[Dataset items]
◆ ◆ ◆ ◆ ◆ ◆ ◆

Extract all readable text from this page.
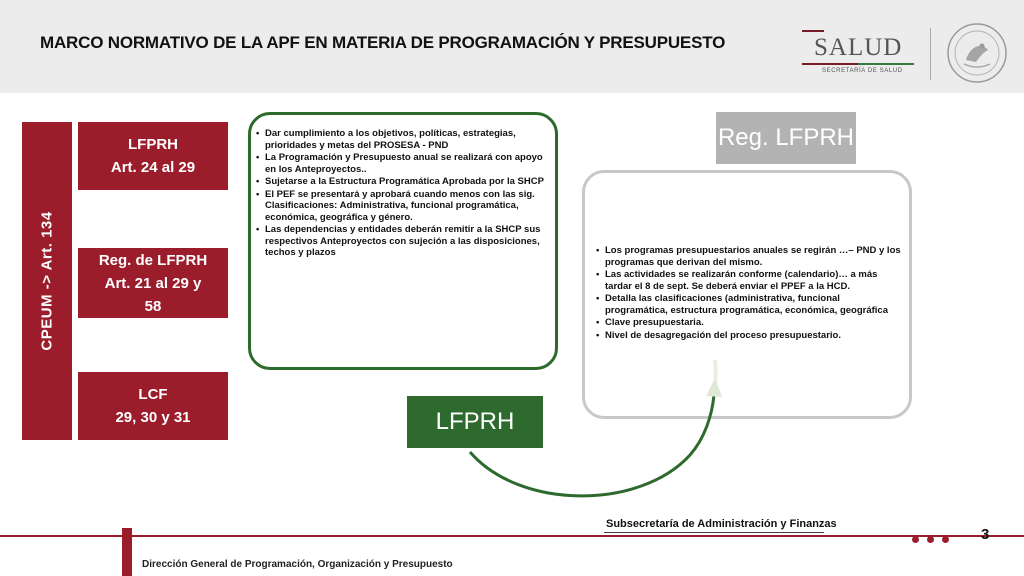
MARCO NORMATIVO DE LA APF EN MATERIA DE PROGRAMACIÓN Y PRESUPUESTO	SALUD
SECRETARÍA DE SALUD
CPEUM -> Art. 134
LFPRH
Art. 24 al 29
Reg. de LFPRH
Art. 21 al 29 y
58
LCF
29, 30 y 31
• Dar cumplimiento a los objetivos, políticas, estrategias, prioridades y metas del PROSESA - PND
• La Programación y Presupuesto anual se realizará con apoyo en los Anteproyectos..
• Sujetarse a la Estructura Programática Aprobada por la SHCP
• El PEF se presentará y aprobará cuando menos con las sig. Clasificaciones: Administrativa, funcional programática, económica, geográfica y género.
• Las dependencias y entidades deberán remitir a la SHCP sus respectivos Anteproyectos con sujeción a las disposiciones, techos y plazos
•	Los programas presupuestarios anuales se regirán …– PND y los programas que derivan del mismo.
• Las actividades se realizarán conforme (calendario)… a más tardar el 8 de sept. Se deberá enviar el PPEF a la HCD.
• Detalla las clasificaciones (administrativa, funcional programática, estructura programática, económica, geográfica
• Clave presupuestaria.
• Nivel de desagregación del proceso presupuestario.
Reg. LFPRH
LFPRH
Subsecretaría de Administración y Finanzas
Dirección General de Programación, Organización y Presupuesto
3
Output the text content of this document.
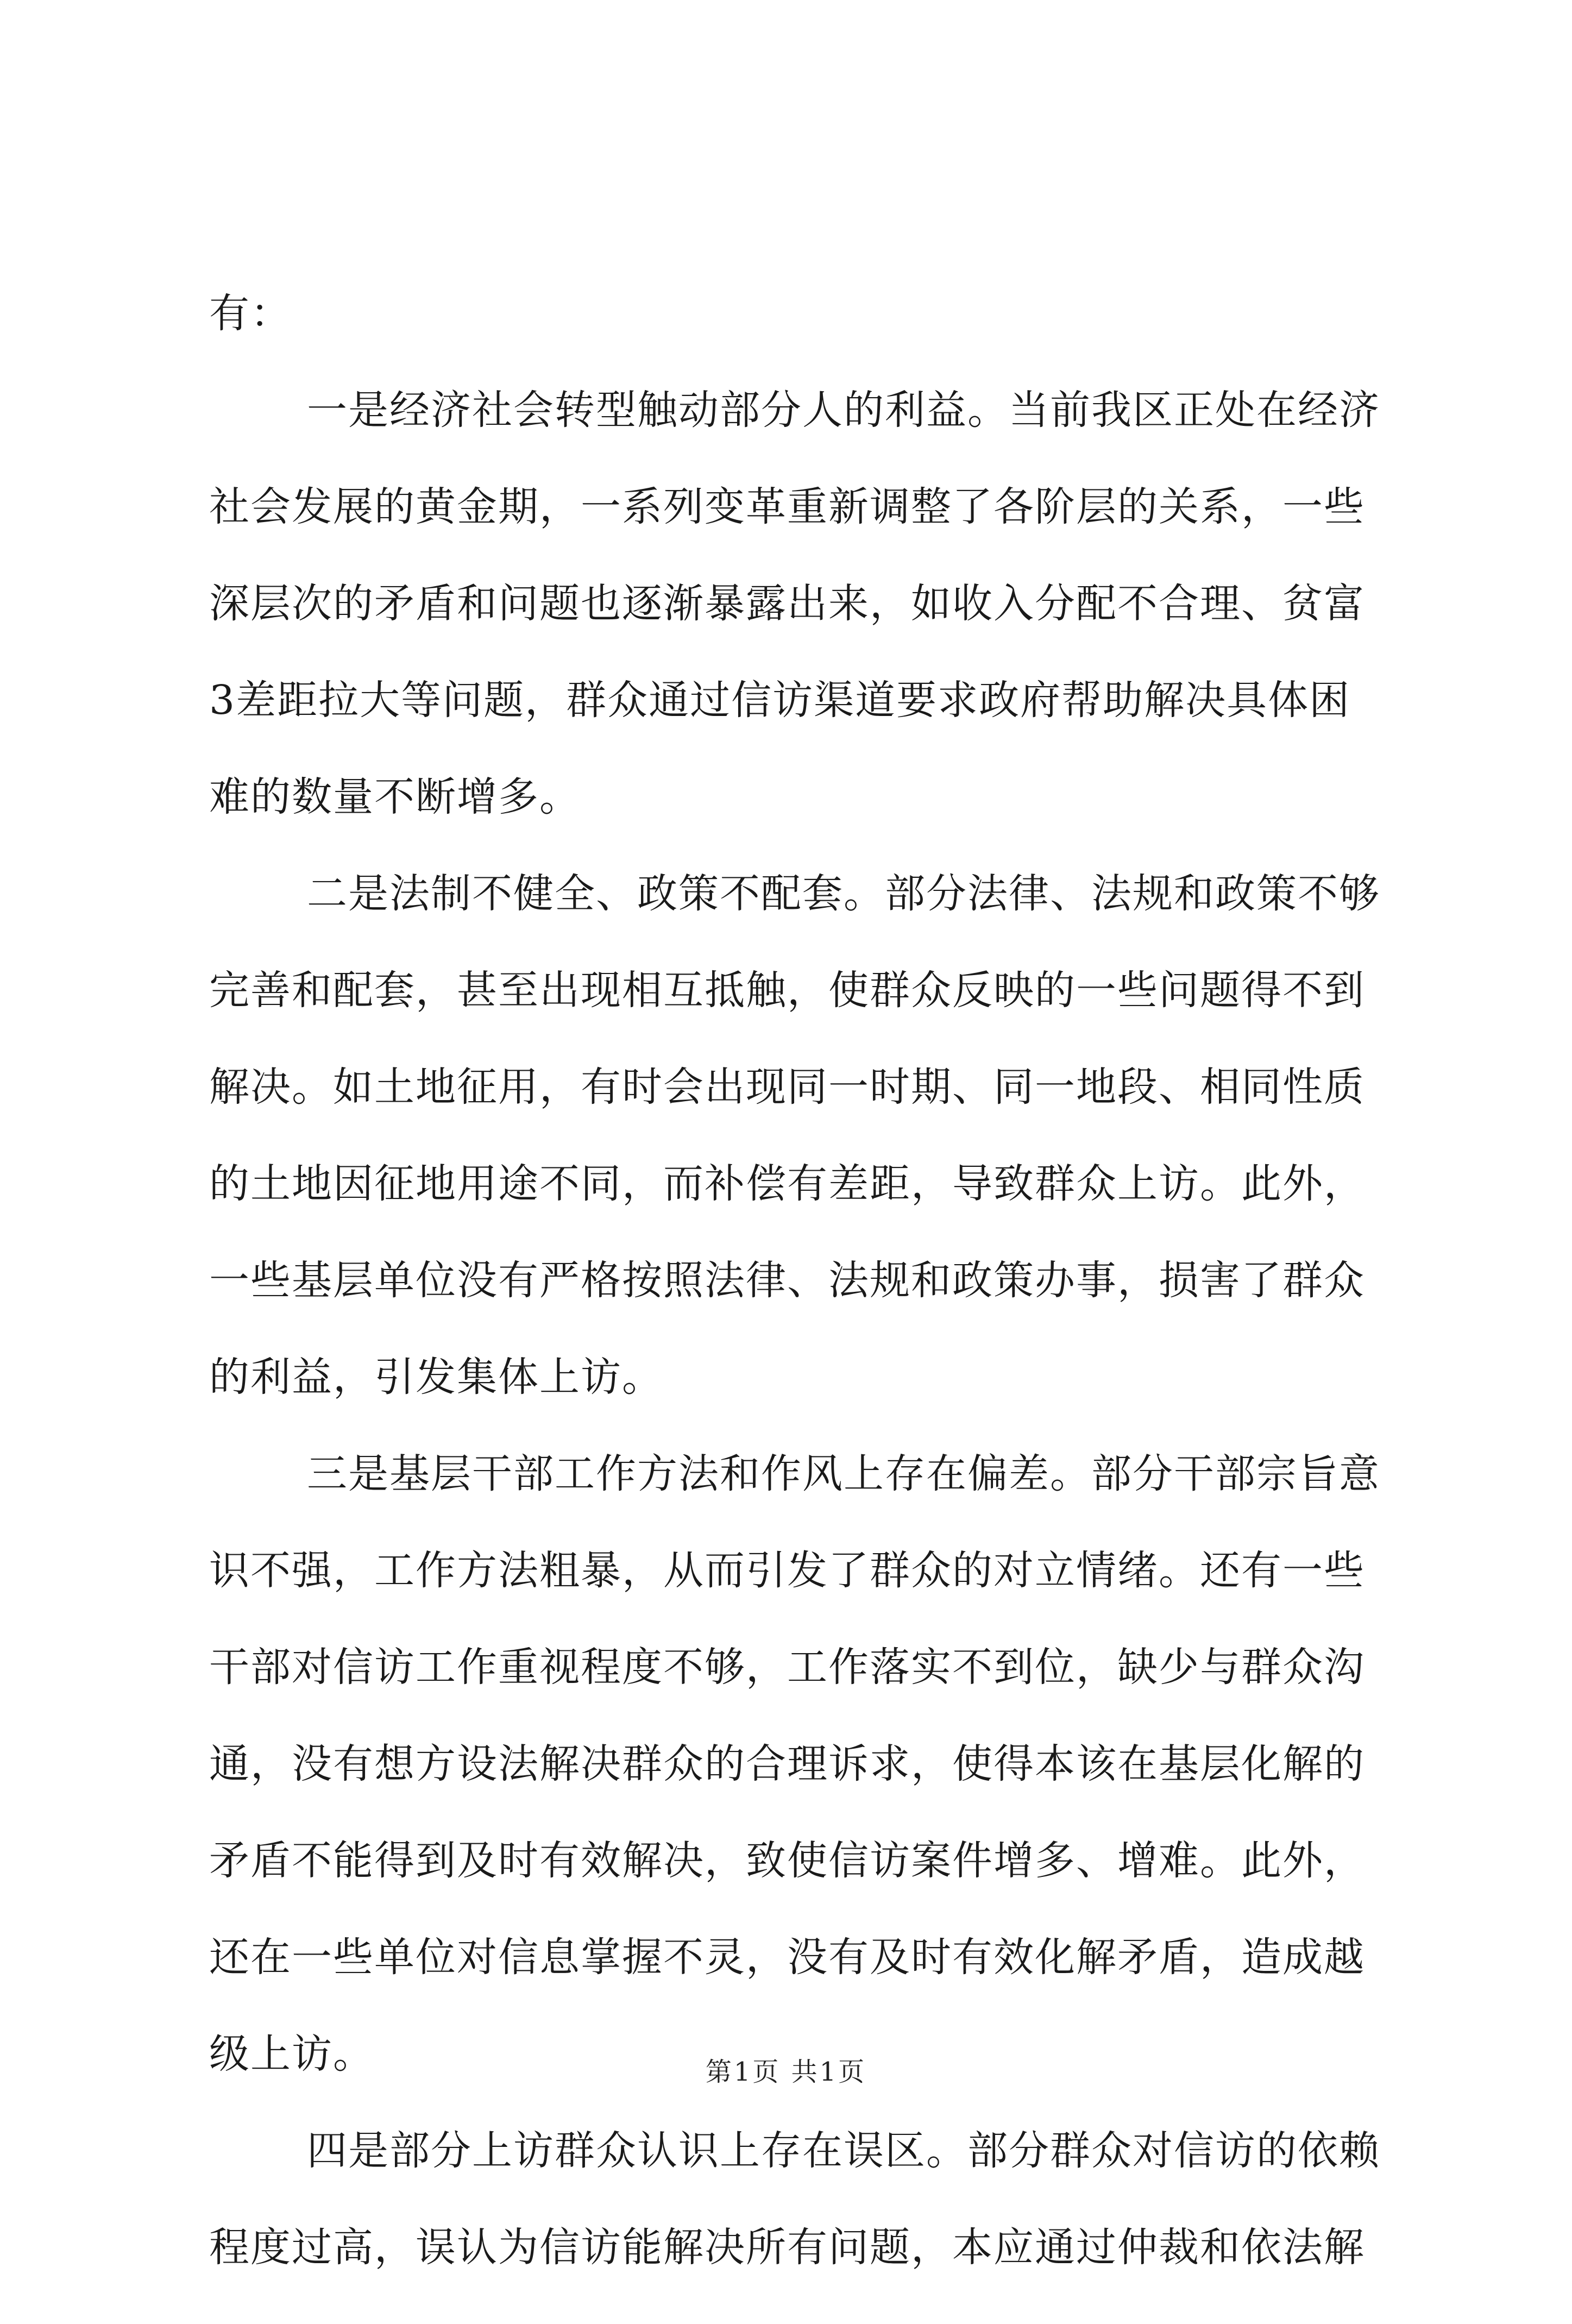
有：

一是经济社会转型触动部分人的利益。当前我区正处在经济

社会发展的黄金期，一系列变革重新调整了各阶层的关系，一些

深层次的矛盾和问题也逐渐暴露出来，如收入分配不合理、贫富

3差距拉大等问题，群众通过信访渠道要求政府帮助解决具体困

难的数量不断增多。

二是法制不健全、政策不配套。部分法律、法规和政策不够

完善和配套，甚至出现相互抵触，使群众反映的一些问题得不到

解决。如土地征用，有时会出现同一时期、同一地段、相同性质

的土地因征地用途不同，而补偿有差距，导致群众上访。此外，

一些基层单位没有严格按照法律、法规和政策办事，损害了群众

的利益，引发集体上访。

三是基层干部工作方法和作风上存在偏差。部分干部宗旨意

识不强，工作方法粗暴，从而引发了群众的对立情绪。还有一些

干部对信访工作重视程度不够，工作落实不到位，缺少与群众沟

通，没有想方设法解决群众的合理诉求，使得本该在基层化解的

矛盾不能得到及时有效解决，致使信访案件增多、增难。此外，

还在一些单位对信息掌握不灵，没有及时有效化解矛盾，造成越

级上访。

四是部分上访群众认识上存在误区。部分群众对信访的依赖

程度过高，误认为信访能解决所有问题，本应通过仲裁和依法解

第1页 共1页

◆ ◆ ◆ ◆ ◆ ◆ ◆

_OBJECTIVE:_ In the records above, how many lines include "Anteproyectos"? Give that number and nothing more.

_RESPONSE:_ 2